Collect the lines of the entries where "включенные" shows up.

[Saved entries]
________________________

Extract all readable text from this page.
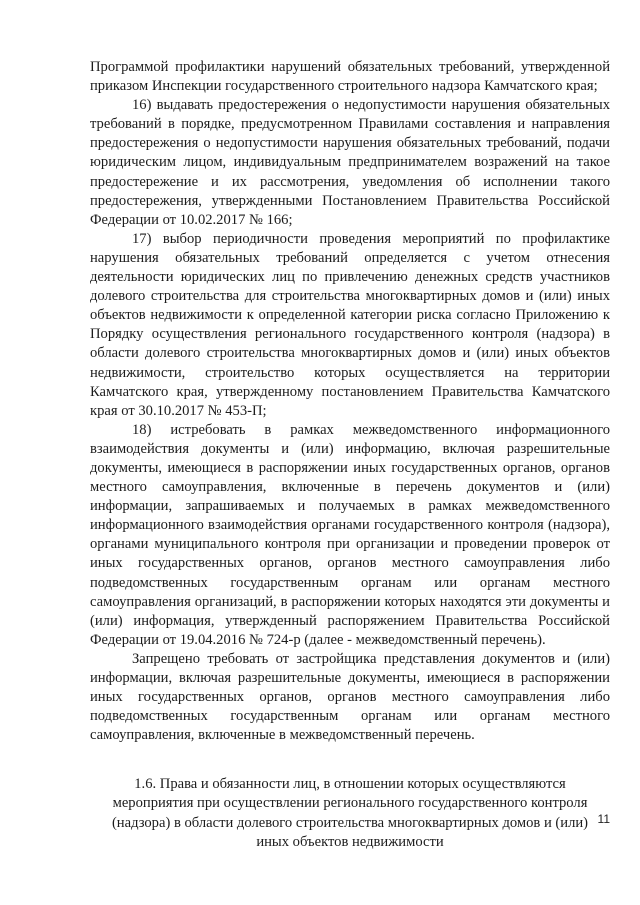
Программой профилактики нарушений обязательных требований, утвержденной приказом Инспекции государственного строительного надзора Камчатского края;

16) выдавать предостережения о недопустимости нарушения обязательных требований в порядке, предусмотренном Правилами составления и направления предостережения о недопустимости нарушения обязательных требований, подачи юридическим лицом, индивидуальным предпринимателем возражений на такое предостережение и их рассмотрения, уведомления об исполнении такого предостережения, утвержденными Постановлением Правительства Российской Федерации от 10.02.2017 № 166;

17) выбор периодичности проведения мероприятий по профилактике нарушения обязательных требований определяется с учетом отнесения деятельности юридических лиц по привлечению денежных средств участников долевого строительства для строительства многоквартирных домов и (или) иных объектов недвижимости к определенной категории риска согласно Приложению к Порядку осуществления регионального государственного контроля (надзора) в области долевого строительства многоквартирных домов и (или) иных объектов недвижимости, строительство которых осуществляется на территории Камчатского края, утвержденному постановлением Правительства Камчатского края от 30.10.2017 № 453-П;

18) истребовать в рамках межведомственного информационного взаимодействия документы и (или) информацию, включая разрешительные документы, имеющиеся в распоряжении иных государственных органов, органов местного самоуправления, включенные в перечень документов и (или) информации, запрашиваемых и получаемых в рамках межведомственного информационного взаимодействия органами государственного контроля (надзора), органами муниципального контроля при организации и проведении проверок от иных государственных органов, органов местного самоуправления либо подведомственных государственным органам или органам местного самоуправления организаций, в распоряжении которых находятся эти документы и (или) информация, утвержденный распоряжением Правительства Российской Федерации от 19.04.2016 № 724-р (далее - межведомственный перечень).

Запрещено требовать от застройщика представления документов и (или) информации, включая разрешительные документы, имеющиеся в распоряжении иных государственных органов, органов местного самоуправления либо подведомственных государственным органам или органам местного самоуправления, включенные в межведомственный перечень.

1.6. Права и обязанности лиц, в отношении которых осуществляются мероприятия при осуществлении регионального государственного контроля (надзора) в области долевого строительства многоквартирных домов и (или) иных объектов недвижимости

11
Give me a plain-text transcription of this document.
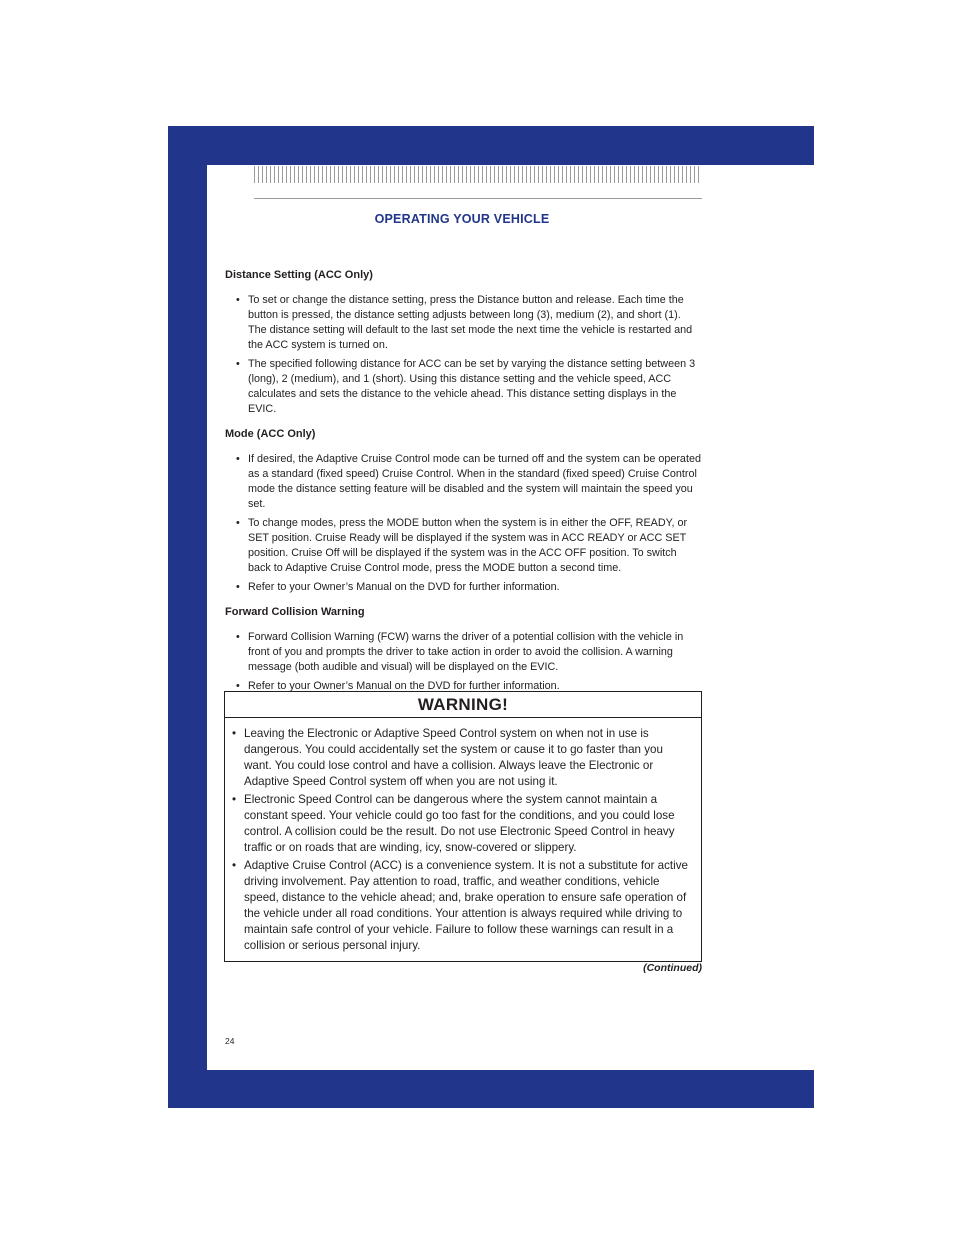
OPERATING YOUR VEHICLE

Distance Setting (ACC Only)

• To set or change the distance setting, press the Distance button and release. Each time the button is pressed, the distance setting adjusts between long (3), medium (2), and short (1). The distance setting will default to the last set mode the next time the vehicle is restarted and the ACC system is turned on.
• The specified following distance for ACC can be set by varying the distance setting between 3 (long), 2 (medium), and 1 (short). Using this distance setting and the vehicle speed, ACC calculates and sets the distance to the vehicle ahead. This distance setting displays in the EVIC.

Mode (ACC Only)

• If desired, the Adaptive Cruise Control mode can be turned off and the system can be operated as a standard (fixed speed) Cruise Control. When in the standard (fixed speed) Cruise Control mode the distance setting feature will be disabled and the system will maintain the speed you set.
• To change modes, press the MODE button when the system is in either the OFF, READY, or SET position. Cruise Ready will be displayed if the system was in ACC READY or ACC SET position. Cruise Off will be displayed if the system was in the ACC OFF position. To switch back to Adaptive Cruise Control mode, press the MODE button a second time.
• Refer to your Owner’s Manual on the DVD for further information.

Forward Collision Warning

• Forward Collision Warning (FCW) warns the driver of a potential collision with the vehicle in front of you and prompts the driver to take action in order to avoid the collision. A warning message (both audible and visual) will be displayed on the EVIC.
• Refer to your Owner’s Manual on the DVD for further information.
WARNING!
• Leaving the Electronic or Adaptive Speed Control system on when not in use is dangerous. You could accidentally set the system or cause it to go faster than you want. You could lose control and have a collision. Always leave the Electronic or Adaptive Speed Control system off when you are not using it.
• Electronic Speed Control can be dangerous where the system cannot maintain a constant speed. Your vehicle could go too fast for the conditions, and you could lose control. A collision could be the result. Do not use Electronic Speed Control in heavy traffic or on roads that are winding, icy, snow-covered or slippery.
• Adaptive Cruise Control (ACC) is a convenience system. It is not a substitute for active driving involvement. Pay attention to road, traffic, and weather conditions, vehicle speed, distance to the vehicle ahead; and, brake operation to ensure safe operation of the vehicle under all road conditions. Your attention is always required while driving to maintain safe control of your vehicle. Failure to follow these warnings can result in a collision or serious personal injury.
(Continued)
24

________________________

## ANSWER FOR THIS EXERCISE
18) истребовать в рамках межведомственного информационного взаимодействия документы и (или) информацию, включая разрешительные документы, имеющиеся в распоряжении иных государственных органов, органов местного самоуправления, включенные в перечень документов и (или) информации, запрашиваемых и получаемых в рамках межведомственного информационного взаимодействия органами государственного контроля (надзора), органами муниципального контроля при организации и проведении проверок от иных государственных органов, органов местного самоуправления либо подведомственных государственным органам или органам местного самоуправления организаций, в распоряжении которых находятся эти документы и (или) информация, утвержденный распоряжением Правительства Российской Федерации от 19.04.2016 № 724-р (далее - межведомственный перечень).
Запрещено требовать от застройщика представления документов и (или) информации, включая разрешительные документы, имеющиеся в распоряжении иных государственных органов, органов местного самоуправления либо подведомственных государственным органам или органам местного самоуправления, включенные в межведомственный перечень.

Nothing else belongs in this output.